[Stored records]
________________

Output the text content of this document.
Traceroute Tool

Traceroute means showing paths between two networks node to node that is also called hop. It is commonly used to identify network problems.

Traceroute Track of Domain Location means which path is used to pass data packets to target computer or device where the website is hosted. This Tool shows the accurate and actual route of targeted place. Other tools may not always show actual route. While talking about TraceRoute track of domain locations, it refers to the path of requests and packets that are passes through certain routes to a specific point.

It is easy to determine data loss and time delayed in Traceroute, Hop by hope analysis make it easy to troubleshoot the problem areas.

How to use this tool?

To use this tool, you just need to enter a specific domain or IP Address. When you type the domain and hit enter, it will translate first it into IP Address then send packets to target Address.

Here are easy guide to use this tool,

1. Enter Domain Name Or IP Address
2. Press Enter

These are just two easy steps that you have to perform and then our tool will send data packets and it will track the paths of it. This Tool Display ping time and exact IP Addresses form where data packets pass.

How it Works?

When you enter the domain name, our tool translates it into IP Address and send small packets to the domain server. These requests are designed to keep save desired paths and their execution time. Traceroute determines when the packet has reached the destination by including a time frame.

________________

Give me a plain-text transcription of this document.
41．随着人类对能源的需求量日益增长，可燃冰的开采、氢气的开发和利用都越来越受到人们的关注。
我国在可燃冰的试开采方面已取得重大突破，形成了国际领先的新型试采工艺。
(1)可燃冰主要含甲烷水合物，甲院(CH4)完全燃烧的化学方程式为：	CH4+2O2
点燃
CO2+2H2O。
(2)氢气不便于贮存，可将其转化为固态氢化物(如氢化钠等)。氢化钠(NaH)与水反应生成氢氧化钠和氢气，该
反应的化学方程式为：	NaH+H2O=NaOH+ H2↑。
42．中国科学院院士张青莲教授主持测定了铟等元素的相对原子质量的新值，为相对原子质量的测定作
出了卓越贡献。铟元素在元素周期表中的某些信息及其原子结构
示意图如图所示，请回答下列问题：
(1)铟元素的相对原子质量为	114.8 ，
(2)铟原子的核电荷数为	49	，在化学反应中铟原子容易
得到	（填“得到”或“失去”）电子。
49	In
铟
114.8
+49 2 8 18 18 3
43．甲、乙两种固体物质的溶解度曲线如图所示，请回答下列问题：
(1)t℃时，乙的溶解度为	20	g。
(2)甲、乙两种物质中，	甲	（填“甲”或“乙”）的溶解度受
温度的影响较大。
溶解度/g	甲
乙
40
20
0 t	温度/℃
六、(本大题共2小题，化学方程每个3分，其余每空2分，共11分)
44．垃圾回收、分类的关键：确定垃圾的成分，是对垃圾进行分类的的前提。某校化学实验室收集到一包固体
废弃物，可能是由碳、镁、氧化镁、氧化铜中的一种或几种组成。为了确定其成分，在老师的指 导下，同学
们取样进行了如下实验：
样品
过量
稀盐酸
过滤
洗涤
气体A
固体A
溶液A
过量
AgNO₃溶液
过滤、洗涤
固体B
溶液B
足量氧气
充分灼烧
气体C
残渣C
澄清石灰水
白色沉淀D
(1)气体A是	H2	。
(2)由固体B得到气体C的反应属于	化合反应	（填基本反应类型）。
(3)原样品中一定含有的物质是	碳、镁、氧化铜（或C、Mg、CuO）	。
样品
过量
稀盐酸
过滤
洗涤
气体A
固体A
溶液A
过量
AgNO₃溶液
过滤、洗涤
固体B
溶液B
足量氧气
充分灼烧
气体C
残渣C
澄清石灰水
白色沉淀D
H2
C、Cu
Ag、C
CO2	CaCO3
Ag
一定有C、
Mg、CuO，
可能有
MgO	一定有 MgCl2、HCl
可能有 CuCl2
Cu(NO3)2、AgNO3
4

________________

• GOAL: Lines holding the word "just" in the entries above are the ones to pull out. Copy them all.

• OUTPUT BELOW:
To use this tool, you just need to enter a specific domain or IP Address. When you type the domain and hit enter, it will translate first it into IP Address then send packets to target Address.
These are just two easy steps that you have to perform and then our tool will send data packets and it will track the paths of it. This Tool Display ping time and exact IP Addresses form where data packets pass.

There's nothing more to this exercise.